### Task details
Copy the rows word for word, starting at the one containing "y-tick-label: 10 <box>17 304 31 319</box>" and ending at the one containing "bar-portugal <box>307 262 322 388</box>", with both included.

━━━━━ Records supplied

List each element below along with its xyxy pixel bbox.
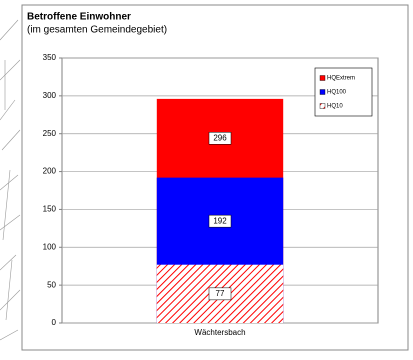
y-tick-label: 50 <box>47 280 56 289</box>
value-label: 77 <box>216 289 225 298</box>
chart-title: Betroffene Einwohner <box>27 12 131 23</box>
legend-swatch <box>319 75 326 81</box>
x-tick-label: Wächtersbach <box>194 328 245 337</box>
legend-label: HQ100 <box>327 90 347 96</box>
y-tick-label: 350 <box>43 53 57 62</box>
map-background <box>0 19 21 341</box>
legend-label: HQ10 <box>327 104 343 110</box>
y-tick-label: 300 <box>43 91 57 100</box>
y-tick-label: 200 <box>43 167 57 176</box>
chart-subtitle: (im gesamten Gemeindegebiet) <box>27 25 167 36</box>
value-label: 192 <box>213 216 227 225</box>
legend-swatch <box>319 103 326 109</box>
y-tick-label: 0 <box>52 318 57 327</box>
y-tick-label: 150 <box>43 205 57 214</box>
value-label-box <box>208 214 232 228</box>
legend-swatch <box>319 89 326 95</box>
legend-label: HQExtrem <box>327 76 355 82</box>
y-tick-label: 250 <box>43 129 57 138</box>
value-label-box <box>208 132 232 145</box>
value-label-box <box>208 287 232 301</box>
value-label: 296 <box>213 133 227 142</box>
y-tick-label: 100 <box>43 242 57 251</box>
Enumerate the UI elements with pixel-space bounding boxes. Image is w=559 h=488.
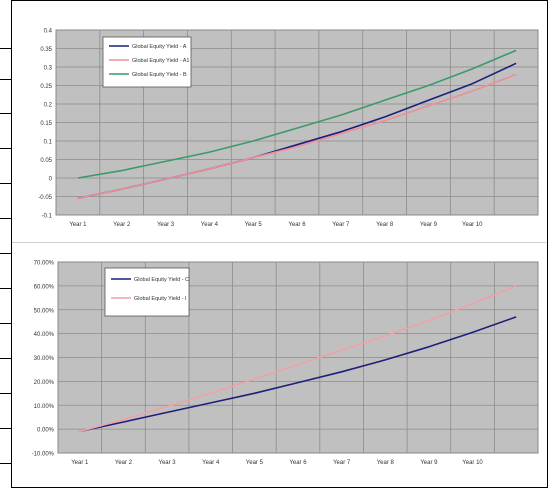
series-line [77, 49, 517, 179]
x-tick-label: Year 9 [420, 222, 438, 228]
legend-label: Global Equity Yield - A1 [132, 58, 189, 64]
x-tick-label: Year 5 [246, 460, 264, 466]
y-tick-label: 0.00% [37, 428, 55, 434]
x-tick-label: Year 8 [376, 222, 394, 228]
row-divider [0, 218, 11, 219]
y-tick-label: 0.1 [44, 140, 53, 146]
row-divider [0, 48, 11, 49]
series-line [77, 73, 517, 200]
x-tick-label: Year 2 [115, 460, 133, 466]
y-tick-label: 70.00% [34, 261, 55, 267]
y-tick-label: 40.00% [34, 332, 55, 338]
x-tick-label: Year 8 [377, 460, 395, 466]
chart-yield-c-i: -10.00% 0.00% 10.00% 20.00% 30.00% 40.00% 50.0… [12, 246, 546, 478]
chart-svg-top: -0.1 -0.05 0 0.05 0.1 0.15 0.2 0.25 0.3 0.35 0.4 Ye… [38, 29, 539, 228]
y-tick-label: -0.1 [42, 214, 53, 220]
row-divider [0, 288, 11, 289]
row-divider [0, 148, 11, 149]
y-tick-label: -10.00% [32, 452, 55, 458]
x-tick-label: Year 7 [332, 222, 350, 228]
x-tick-label: Year 3 [157, 222, 175, 228]
x-tick-label: Year 2 [113, 222, 131, 228]
y-tick-label: 10.00% [34, 404, 55, 410]
y-tick-label: 0.05 [40, 158, 52, 164]
y-tick-label: 50.00% [34, 308, 55, 314]
y-tick-label: 0 [49, 177, 53, 183]
y-tick-label: -0.05 [38, 195, 52, 201]
series-line [79, 285, 517, 433]
x-tick-label: Year 5 [245, 222, 263, 228]
x-tick-label: Year 6 [288, 222, 306, 228]
y-tick-label: 0.2 [44, 103, 53, 109]
row-divider [0, 183, 11, 184]
x-tick-label: Year 3 [159, 460, 177, 466]
y-tick-label: 30.00% [34, 356, 55, 362]
x-tick-label: Year 1 [71, 460, 89, 466]
y-tick-label: 20.00% [34, 380, 55, 386]
x-tick-label: Year 7 [333, 460, 351, 466]
row-divider [0, 428, 11, 429]
row-divider [0, 463, 11, 464]
legend-label: Global Equity Yield - A [132, 44, 187, 50]
legend-label: Global Equity Yield - C [134, 277, 189, 283]
row-divider [0, 79, 11, 80]
y-tick-label: 0.15 [40, 121, 52, 127]
x-tick-label: Year 6 [289, 460, 307, 466]
x-tick-label: Year 10 [462, 460, 483, 466]
y-tick-label: 0.25 [40, 84, 52, 90]
x-tick-label: Year 4 [202, 460, 220, 466]
x-tick-label: Year 9 [420, 460, 438, 466]
legend-label: Global Equity Yield - B [132, 72, 187, 78]
y-tick-label: 60.00% [34, 284, 55, 290]
row-divider [0, 113, 11, 114]
series-line [79, 316, 517, 433]
x-tick-label: Year 1 [69, 222, 87, 228]
y-tick-label: 0.3 [44, 66, 53, 72]
right-table-strip [547, 0, 559, 488]
chart-svg-bottom: -10.00% 0.00% 10.00% 20.00% 30.00% 40.00% 50.0… [32, 261, 539, 466]
x-tick-label: Year 10 [462, 222, 483, 228]
row-divider [0, 323, 11, 324]
legend-label: Global Equity Yield - I [134, 296, 187, 302]
row-divider [0, 358, 11, 359]
row-divider [0, 253, 11, 254]
y-tick-label: 0.35 [40, 47, 52, 53]
y-tick-label: 0.4 [44, 29, 53, 35]
chart-yield-a-b: -0.1 -0.05 0 0.05 0.1 0.15 0.2 0.25 0.3 0.35 0.4 Ye… [12, 14, 546, 243]
row-divider [0, 393, 11, 394]
x-tick-label: Year 4 [201, 222, 219, 228]
left-table-strip [0, 0, 12, 488]
legend-box [104, 267, 190, 317]
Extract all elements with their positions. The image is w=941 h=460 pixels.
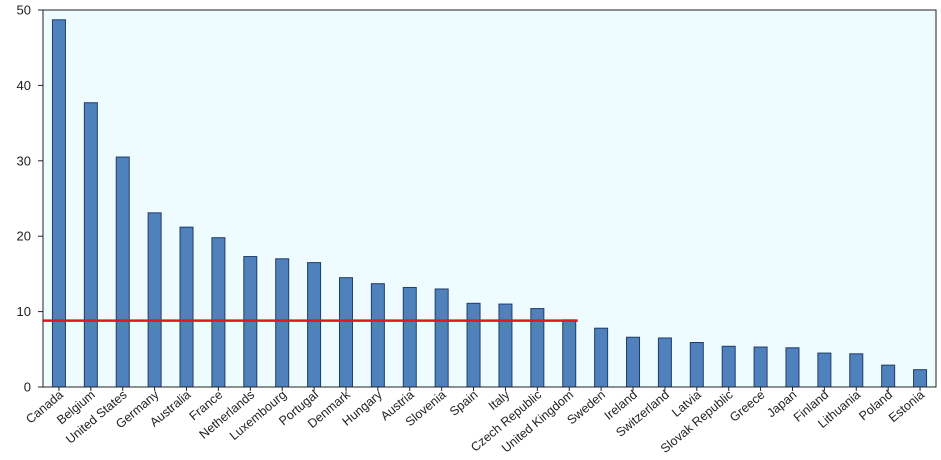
y-tick-label: 10 <box>17 304 31 319</box>
y-tick-label: 40 <box>17 78 31 93</box>
bar-ireland <box>626 336 641 388</box>
plot-frame <box>42 9 937 388</box>
plot-area <box>43 10 936 387</box>
bar-spain <box>466 302 481 388</box>
bar-lithuania <box>849 353 864 388</box>
bar-belgium <box>83 102 98 388</box>
bar-australia <box>179 226 194 388</box>
bar-portugal <box>307 262 322 388</box>
bar-canada <box>51 19 66 388</box>
bar-sweden <box>594 327 609 388</box>
y-axis: 0 10 20 30 40 50 <box>17 3 43 395</box>
bar-slovak-republic <box>721 345 736 388</box>
bar-france <box>211 237 226 388</box>
x-category-label: Greece <box>727 388 767 425</box>
y-tick-label: 50 <box>17 3 31 18</box>
bar-switzerland <box>657 337 672 388</box>
bar-united-states <box>115 156 130 388</box>
x-category-label: Estonia <box>886 388 927 426</box>
bar-poland <box>881 364 896 388</box>
y-tick-label: 0 <box>24 380 31 395</box>
bar-italy <box>498 303 513 388</box>
bar-luxembourg <box>275 258 290 388</box>
bar-germany <box>147 212 162 388</box>
y-tick-label: 30 <box>17 153 31 168</box>
bar-denmark <box>338 277 353 388</box>
bar-hungary <box>370 283 385 388</box>
bar-finland <box>817 352 832 388</box>
bars <box>51 19 928 388</box>
bar-estonia <box>913 369 928 388</box>
bar-latvia <box>689 342 704 388</box>
bar-japan <box>785 347 800 388</box>
y-tick-label: 20 <box>17 229 31 244</box>
x-category-label: Spain <box>447 388 481 419</box>
bar-greece <box>753 346 768 388</box>
bar-united-kingdom <box>562 319 577 388</box>
bar-slovenia <box>434 288 449 388</box>
bar-austria <box>402 286 417 388</box>
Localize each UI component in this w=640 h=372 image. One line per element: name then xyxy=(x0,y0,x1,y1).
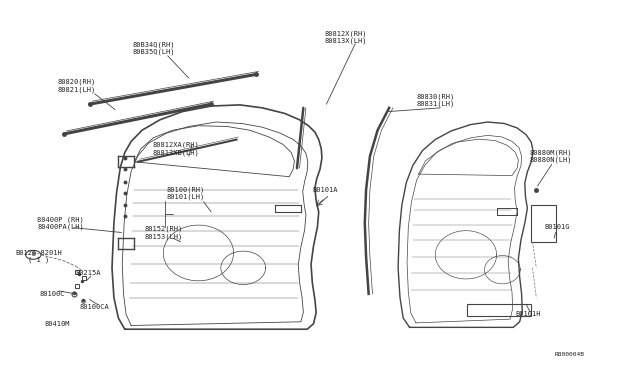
Text: B0101G: B0101G xyxy=(544,224,570,230)
Text: 80820(RH)
80821(LH): 80820(RH) 80821(LH) xyxy=(58,78,96,93)
Text: 80812XA(RH)
80813XB(LH): 80812XA(RH) 80813XB(LH) xyxy=(152,142,200,156)
Text: R800004B: R800004B xyxy=(555,352,584,357)
Text: 80880M(RH)
80880N(LH): 80880M(RH) 80880N(LH) xyxy=(529,149,572,163)
Text: 80100CA: 80100CA xyxy=(80,304,109,310)
Text: 80B34Q(RH)
80B35Q(LH): 80B34Q(RH) 80B35Q(LH) xyxy=(132,41,175,55)
Text: 80400P (RH)
80400PA(LH): 80400P (RH) 80400PA(LH) xyxy=(37,216,84,230)
Text: 80100C: 80100C xyxy=(40,291,65,297)
Text: 80830(RH)
80831(LH): 80830(RH) 80831(LH) xyxy=(416,93,454,108)
Text: B0101H: B0101H xyxy=(515,311,541,317)
Text: 80215A: 80215A xyxy=(76,270,101,276)
Text: 80410M: 80410M xyxy=(45,321,70,327)
Text: 80100(RH)
80101(LH): 80100(RH) 80101(LH) xyxy=(166,186,205,201)
Text: B0126-8201H
( 1 ): B0126-8201H ( 1 ) xyxy=(15,250,62,263)
Text: B0101A: B0101A xyxy=(312,187,338,193)
Text: B: B xyxy=(31,252,35,257)
Text: 80812X(RH)
80813X(LH): 80812X(RH) 80813X(LH) xyxy=(324,30,367,44)
Text: 80152(RH)
80153(LH): 80152(RH) 80153(LH) xyxy=(144,225,182,240)
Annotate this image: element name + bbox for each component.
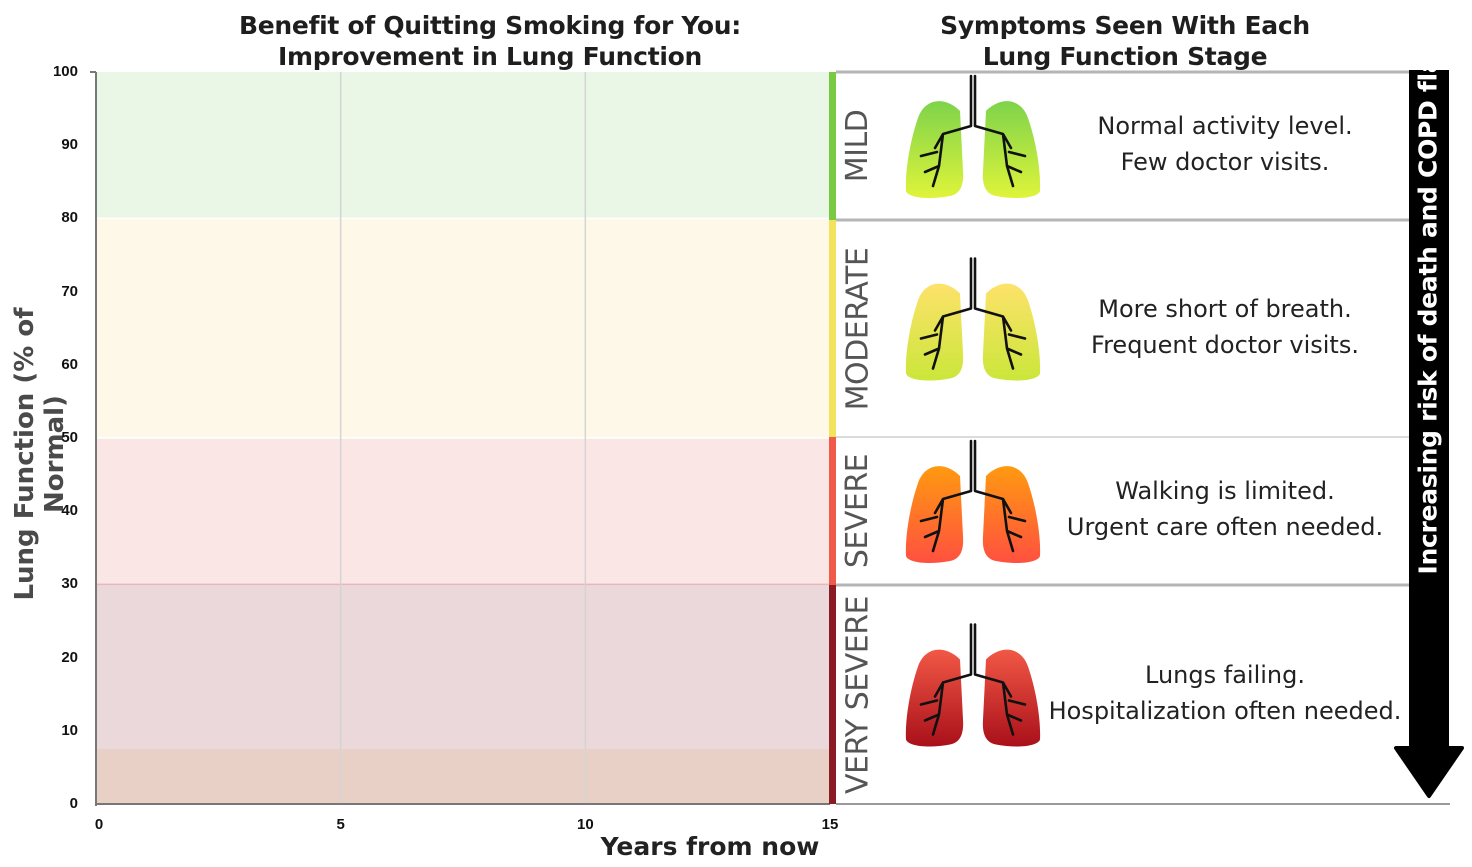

━━━━━━━━━━

### Task response
y-tick-label: 10 <box>17 304 31 319</box>
y-tick-label: 40 <box>17 78 31 93</box>
bar-ireland <box>626 336 641 388</box>
plot-frame <box>42 9 937 388</box>
plot-area <box>43 10 936 387</box>
bar-spain <box>466 302 481 388</box>
bar-lithuania <box>849 353 864 388</box>
bar-belgium <box>83 102 98 388</box>
bar-australia <box>179 226 194 388</box>
bar-portugal <box>307 262 322 388</box>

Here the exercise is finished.